:: WHAT THE TASK ASKS ::
In the entries, find all lines that hold the word "name" and copy them.

--- Start SUPPLIED RECORDS ---

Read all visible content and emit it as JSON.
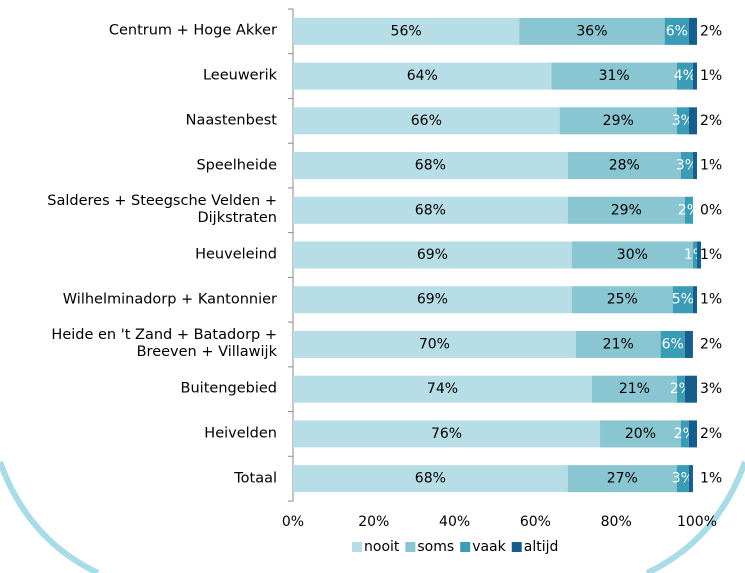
{
  "chart_data": {
    "type": "stacked-barh",
    "categories": [
      "Centrum + Hoge Akker",
      "Leeuwerik",
      "Naastenbest",
      "Speelheide",
      "Salderes + Steegsche Velden +\nDijkstraten",
      "Heuveleind",
      "Wilhelminadorp + Kantonnier",
      "Heide en 't Zand + Batadorp +\nBreeven + Villawijk",
      "Buitengebied",
      "Heivelden",
      "Totaal"
    ],
    "series": [
      {
        "name": "nooit",
        "color": "#b7dde6",
        "values": [
          56,
          64,
          66,
          68,
          68,
          69,
          69,
          70,
          74,
          76,
          68
        ],
        "value_labels": [
          "56%",
          "64%",
          "66%",
          "68%",
          "68%",
          "69%",
          "69%",
          "70%",
          "74%",
          "76%",
          "68%"
        ]
      },
      {
        "name": "soms",
        "color": "#8ac5d2",
        "values": [
          36,
          31,
          29,
          28,
          29,
          30,
          25,
          21,
          21,
          20,
          27
        ],
        "value_labels": [
          "36%",
          "31%",
          "29%",
          "28%",
          "29%",
          "30%",
          "25%",
          "21%",
          "21%",
          "20%",
          "27%"
        ]
      },
      {
        "name": "vaak",
        "color": "#3b9cb6",
        "values": [
          6,
          4,
          3,
          3,
          2,
          1,
          5,
          6,
          2,
          2,
          3
        ],
        "value_labels": [
          "6%",
          "4%",
          "3%",
          "3%",
          "2%",
          "1%",
          "5%",
          "6%",
          "2%",
          "2%",
          "3%"
        ]
      },
      {
        "name": "altijd",
        "color": "#175e8c",
        "values": [
          2,
          1,
          2,
          1,
          0,
          1,
          1,
          2,
          3,
          2,
          1
        ],
        "value_labels": [
          "2%",
          "1%",
          "2%",
          "1%",
          "0%",
          "1%",
          "1%",
          "2%",
          "3%",
          "2%",
          "1%"
        ]
      }
    ],
    "xlim": [
      0,
      100
    ],
    "xticks": [
      {
        "value": 0,
        "label": "0%"
      },
      {
        "value": 20,
        "label": "20%"
      },
      {
        "value": 40,
        "label": "40%"
      },
      {
        "value": 60,
        "label": "60%"
      },
      {
        "value": 80,
        "label": "80%"
      },
      {
        "value": 100,
        "label": "100%"
      }
    ],
    "legend": "bottom"
  }
}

--- End SUPPLIED RECORDS ---

:: OUTPUT FOR THIS EXERCISE ::
        "name": "nooit",
        "name": "soms",
        "name": "vaak",
        "name": "altijd",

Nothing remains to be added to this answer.